* [Prompt] Could you repeat every item below line for line, with the same characters, spacing and numbers?

* [Excerpted data]
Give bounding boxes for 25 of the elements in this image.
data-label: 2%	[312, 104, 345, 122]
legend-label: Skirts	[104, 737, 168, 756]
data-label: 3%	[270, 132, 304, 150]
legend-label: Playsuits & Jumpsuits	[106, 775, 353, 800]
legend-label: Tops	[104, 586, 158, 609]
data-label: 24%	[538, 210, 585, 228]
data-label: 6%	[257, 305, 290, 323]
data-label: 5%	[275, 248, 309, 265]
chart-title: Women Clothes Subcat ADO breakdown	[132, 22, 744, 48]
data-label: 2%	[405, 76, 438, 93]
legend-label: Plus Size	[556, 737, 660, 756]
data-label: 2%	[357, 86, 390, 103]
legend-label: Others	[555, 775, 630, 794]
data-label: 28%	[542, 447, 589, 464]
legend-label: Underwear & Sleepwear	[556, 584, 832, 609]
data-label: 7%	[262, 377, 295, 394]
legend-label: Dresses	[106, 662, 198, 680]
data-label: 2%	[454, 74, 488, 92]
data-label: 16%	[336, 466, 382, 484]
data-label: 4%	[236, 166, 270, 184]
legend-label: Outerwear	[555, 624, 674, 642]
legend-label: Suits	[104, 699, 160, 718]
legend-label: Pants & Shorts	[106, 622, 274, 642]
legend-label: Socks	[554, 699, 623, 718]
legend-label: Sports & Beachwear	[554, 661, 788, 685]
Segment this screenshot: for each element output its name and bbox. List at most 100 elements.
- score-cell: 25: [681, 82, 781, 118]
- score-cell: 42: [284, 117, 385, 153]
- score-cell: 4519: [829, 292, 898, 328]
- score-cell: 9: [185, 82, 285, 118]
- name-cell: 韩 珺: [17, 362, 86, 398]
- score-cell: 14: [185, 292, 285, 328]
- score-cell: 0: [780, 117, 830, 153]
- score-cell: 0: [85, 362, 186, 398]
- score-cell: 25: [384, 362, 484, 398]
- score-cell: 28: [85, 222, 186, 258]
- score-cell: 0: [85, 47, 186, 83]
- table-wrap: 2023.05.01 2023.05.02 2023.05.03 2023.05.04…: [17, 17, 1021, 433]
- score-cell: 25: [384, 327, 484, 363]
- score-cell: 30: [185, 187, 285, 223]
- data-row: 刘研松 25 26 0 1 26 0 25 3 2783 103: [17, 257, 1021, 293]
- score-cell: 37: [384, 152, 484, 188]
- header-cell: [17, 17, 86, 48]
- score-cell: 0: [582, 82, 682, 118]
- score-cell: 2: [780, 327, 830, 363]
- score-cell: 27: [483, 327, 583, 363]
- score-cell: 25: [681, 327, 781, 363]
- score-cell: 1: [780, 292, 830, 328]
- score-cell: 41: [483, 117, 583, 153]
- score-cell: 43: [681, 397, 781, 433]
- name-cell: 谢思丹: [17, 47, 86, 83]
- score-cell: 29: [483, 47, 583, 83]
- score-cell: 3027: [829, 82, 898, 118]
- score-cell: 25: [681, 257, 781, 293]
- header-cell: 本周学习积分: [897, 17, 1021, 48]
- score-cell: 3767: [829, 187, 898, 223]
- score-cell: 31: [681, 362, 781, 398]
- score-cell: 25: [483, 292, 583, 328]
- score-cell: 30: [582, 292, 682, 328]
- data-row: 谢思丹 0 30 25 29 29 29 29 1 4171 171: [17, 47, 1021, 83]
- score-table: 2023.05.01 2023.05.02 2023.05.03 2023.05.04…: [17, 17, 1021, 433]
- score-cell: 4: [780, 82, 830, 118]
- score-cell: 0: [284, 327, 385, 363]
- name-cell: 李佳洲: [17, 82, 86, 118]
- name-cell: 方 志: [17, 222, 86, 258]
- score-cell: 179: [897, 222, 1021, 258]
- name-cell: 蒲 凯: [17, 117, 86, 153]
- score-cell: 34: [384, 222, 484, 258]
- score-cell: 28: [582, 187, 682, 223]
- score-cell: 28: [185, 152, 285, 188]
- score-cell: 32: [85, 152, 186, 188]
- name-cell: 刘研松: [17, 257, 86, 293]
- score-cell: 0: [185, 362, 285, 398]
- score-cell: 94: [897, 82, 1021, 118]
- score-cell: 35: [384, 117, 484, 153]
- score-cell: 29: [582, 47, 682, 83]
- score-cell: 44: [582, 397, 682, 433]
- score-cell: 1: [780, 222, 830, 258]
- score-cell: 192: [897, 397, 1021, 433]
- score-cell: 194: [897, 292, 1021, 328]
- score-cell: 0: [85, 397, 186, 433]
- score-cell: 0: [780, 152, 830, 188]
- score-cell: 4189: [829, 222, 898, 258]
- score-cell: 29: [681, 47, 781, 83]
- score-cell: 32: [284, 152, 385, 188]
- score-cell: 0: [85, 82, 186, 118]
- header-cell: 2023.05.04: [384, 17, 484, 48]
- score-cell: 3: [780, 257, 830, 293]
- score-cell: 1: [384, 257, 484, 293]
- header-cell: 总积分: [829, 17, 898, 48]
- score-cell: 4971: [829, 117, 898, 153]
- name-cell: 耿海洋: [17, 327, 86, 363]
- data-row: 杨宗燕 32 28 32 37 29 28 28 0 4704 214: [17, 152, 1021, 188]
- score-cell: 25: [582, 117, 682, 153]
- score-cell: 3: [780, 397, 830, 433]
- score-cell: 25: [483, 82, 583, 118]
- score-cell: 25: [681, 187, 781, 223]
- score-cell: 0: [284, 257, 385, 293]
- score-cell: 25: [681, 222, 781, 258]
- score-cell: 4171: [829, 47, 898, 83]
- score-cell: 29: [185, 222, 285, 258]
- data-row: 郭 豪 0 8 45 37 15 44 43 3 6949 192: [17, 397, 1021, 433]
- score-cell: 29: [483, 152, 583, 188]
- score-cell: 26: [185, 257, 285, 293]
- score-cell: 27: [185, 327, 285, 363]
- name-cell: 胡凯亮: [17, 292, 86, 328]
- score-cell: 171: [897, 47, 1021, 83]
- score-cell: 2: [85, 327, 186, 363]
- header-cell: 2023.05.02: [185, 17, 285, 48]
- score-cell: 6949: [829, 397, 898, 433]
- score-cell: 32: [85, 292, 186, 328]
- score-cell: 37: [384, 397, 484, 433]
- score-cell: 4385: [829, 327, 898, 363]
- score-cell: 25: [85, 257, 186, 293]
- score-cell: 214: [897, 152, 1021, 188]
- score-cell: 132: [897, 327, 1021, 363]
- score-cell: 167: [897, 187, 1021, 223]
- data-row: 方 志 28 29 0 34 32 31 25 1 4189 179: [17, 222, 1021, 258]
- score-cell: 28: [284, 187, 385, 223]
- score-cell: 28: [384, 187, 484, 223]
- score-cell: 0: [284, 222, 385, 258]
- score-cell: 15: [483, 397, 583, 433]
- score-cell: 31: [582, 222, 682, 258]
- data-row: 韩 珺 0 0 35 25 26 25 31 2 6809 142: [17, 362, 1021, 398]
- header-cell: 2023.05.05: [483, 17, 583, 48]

* [Expected answer]
Give bounding boxes for 25 of the elements in this image.
data-label: 2%	[312, 104, 345, 122]
legend-label: Skirts	[104, 737, 168, 756]
data-label: 3%	[270, 132, 304, 150]
legend-label: Playsuits & Jumpsuits	[106, 775, 353, 800]
legend-label: Tops	[104, 586, 158, 609]
data-label: 24%	[538, 210, 585, 228]
data-label: 6%	[257, 305, 290, 323]
data-label: 5%	[275, 248, 309, 265]
chart-title: Women Clothes Subcat ADO breakdown	[132, 22, 744, 48]
data-label: 2%	[405, 76, 438, 93]
legend-label: Plus Size	[556, 737, 660, 756]
data-label: 2%	[357, 86, 390, 103]
legend-label: Others	[555, 775, 630, 794]
data-label: 28%	[542, 447, 589, 464]
legend-label: Underwear & Sleepwear	[556, 584, 832, 609]
data-label: 7%	[262, 377, 295, 394]
legend-label: Dresses	[106, 662, 198, 680]
data-label: 2%	[454, 74, 488, 92]
data-label: 16%	[336, 466, 382, 484]
data-label: 4%	[236, 166, 270, 184]
legend-label: Outerwear	[555, 624, 674, 642]
legend-label: Suits	[104, 699, 160, 718]
legend-label: Pants & Shorts	[106, 622, 274, 642]
legend-label: Socks	[554, 699, 623, 718]
legend-label: Sports & Beachwear	[554, 661, 788, 685]
Segment this screenshot: for each element output its name and bbox. List at most 100 elements.
- score-cell: 25: [681, 82, 781, 118]
- score-cell: 42: [284, 117, 385, 153]
- score-cell: 4519: [829, 292, 898, 328]
- score-cell: 9: [185, 82, 285, 118]
- name-cell: 韩 珺: [17, 362, 86, 398]
- score-cell: 14: [185, 292, 285, 328]
- score-cell: 0: [780, 117, 830, 153]
- score-cell: 0: [85, 362, 186, 398]
- score-cell: 25: [384, 362, 484, 398]
- score-cell: 28: [85, 222, 186, 258]
- score-cell: 0: [85, 47, 186, 83]
- table-wrap: 2023.05.01 2023.05.02 2023.05.03 2023.05.04…: [17, 17, 1021, 433]
- score-cell: 25: [384, 327, 484, 363]
- score-cell: 30: [185, 187, 285, 223]
- data-row: 刘研松 25 26 0 1 26 0 25 3 2783 103: [17, 257, 1021, 293]
- score-cell: 37: [384, 152, 484, 188]
- header-cell: [17, 17, 86, 48]
- score-cell: 0: [582, 82, 682, 118]
- score-cell: 2: [780, 327, 830, 363]
- score-cell: 27: [483, 327, 583, 363]
- score-cell: 25: [681, 327, 781, 363]
- score-cell: 1: [780, 292, 830, 328]
- score-cell: 41: [483, 117, 583, 153]
- score-cell: 43: [681, 397, 781, 433]
- name-cell: 谢思丹: [17, 47, 86, 83]
- score-cell: 29: [483, 47, 583, 83]
- score-cell: 3027: [829, 82, 898, 118]
- score-cell: 25: [681, 257, 781, 293]
- header-cell: 本周学习积分: [897, 17, 1021, 48]
- score-cell: 3767: [829, 187, 898, 223]
- score-cell: 31: [681, 362, 781, 398]
- score-cell: 25: [483, 292, 583, 328]
- score-cell: 30: [582, 292, 682, 328]
- data-row: 谢思丹 0 30 25 29 29 29 29 1 4171 171: [17, 47, 1021, 83]
- score-table: 2023.05.01 2023.05.02 2023.05.03 2023.05.04…: [17, 17, 1021, 433]
- score-cell: 4: [780, 82, 830, 118]
- score-cell: 0: [284, 327, 385, 363]
- name-cell: 李佳洲: [17, 82, 86, 118]
- name-cell: 方 志: [17, 222, 86, 258]
- score-cell: 179: [897, 222, 1021, 258]
- name-cell: 蒲 凯: [17, 117, 86, 153]
- score-cell: 34: [384, 222, 484, 258]
- score-cell: 28: [582, 187, 682, 223]
- score-cell: 28: [185, 152, 285, 188]
- score-cell: 32: [85, 152, 186, 188]
- name-cell: 刘研松: [17, 257, 86, 293]
- score-cell: 0: [185, 362, 285, 398]
- score-cell: 94: [897, 82, 1021, 118]
- score-cell: 35: [384, 117, 484, 153]
- score-cell: 29: [582, 47, 682, 83]
- score-cell: 44: [582, 397, 682, 433]
- score-cell: 1: [780, 222, 830, 258]
- score-cell: 192: [897, 397, 1021, 433]
- score-cell: 194: [897, 292, 1021, 328]
- score-cell: 0: [85, 397, 186, 433]
- score-cell: 0: [780, 152, 830, 188]
- score-cell: 4189: [829, 222, 898, 258]
- score-cell: 29: [681, 47, 781, 83]
- score-cell: 32: [284, 152, 385, 188]
- score-cell: 0: [85, 82, 186, 118]
- header-cell: 2023.05.04: [384, 17, 484, 48]
- score-cell: 3: [780, 257, 830, 293]
- score-cell: 1: [384, 257, 484, 293]
- header-cell: 总积分: [829, 17, 898, 48]
- score-cell: 4971: [829, 117, 898, 153]
- name-cell: 耿海洋: [17, 327, 86, 363]
- data-row: 杨宗燕 32 28 32 37 29 28 28 0 4704 214: [17, 152, 1021, 188]
- score-cell: 25: [582, 117, 682, 153]
- score-cell: 3: [780, 397, 830, 433]
- score-cell: 25: [483, 82, 583, 118]
- score-cell: 25: [681, 187, 781, 223]
- score-cell: 0: [284, 257, 385, 293]
- score-cell: 25: [681, 222, 781, 258]
- score-cell: 4171: [829, 47, 898, 83]
- score-cell: 29: [185, 222, 285, 258]
- data-row: 郭 豪 0 8 45 37 15 44 43 3 6949 192: [17, 397, 1021, 433]
- score-cell: 29: [483, 152, 583, 188]
- score-cell: 26: [185, 257, 285, 293]
- score-cell: 27: [185, 327, 285, 363]
- name-cell: 胡凯亮: [17, 292, 86, 328]
- score-cell: 171: [897, 47, 1021, 83]
- score-cell: 2: [85, 327, 186, 363]
- header-cell: 2023.05.02: [185, 17, 285, 48]
- score-cell: 6949: [829, 397, 898, 433]
- score-cell: 32: [85, 292, 186, 328]
- score-cell: 37: [384, 397, 484, 433]
- score-cell: 4385: [829, 327, 898, 363]
- score-cell: 25: [85, 257, 186, 293]
- score-cell: 214: [897, 152, 1021, 188]
- score-cell: 132: [897, 327, 1021, 363]
- score-cell: 167: [897, 187, 1021, 223]
- data-row: 方 志 28 29 0 34 32 31 25 1 4189 179: [17, 222, 1021, 258]
- score-cell: 28: [284, 187, 385, 223]
- score-cell: 28: [384, 187, 484, 223]
- score-cell: 0: [284, 222, 385, 258]
- score-cell: 15: [483, 397, 583, 433]
- score-cell: 31: [582, 222, 682, 258]
- data-row: 韩 珺 0 0 35 25 26 25 31 2 6809 142: [17, 362, 1021, 398]
- header-cell: 2023.05.05: [483, 17, 583, 48]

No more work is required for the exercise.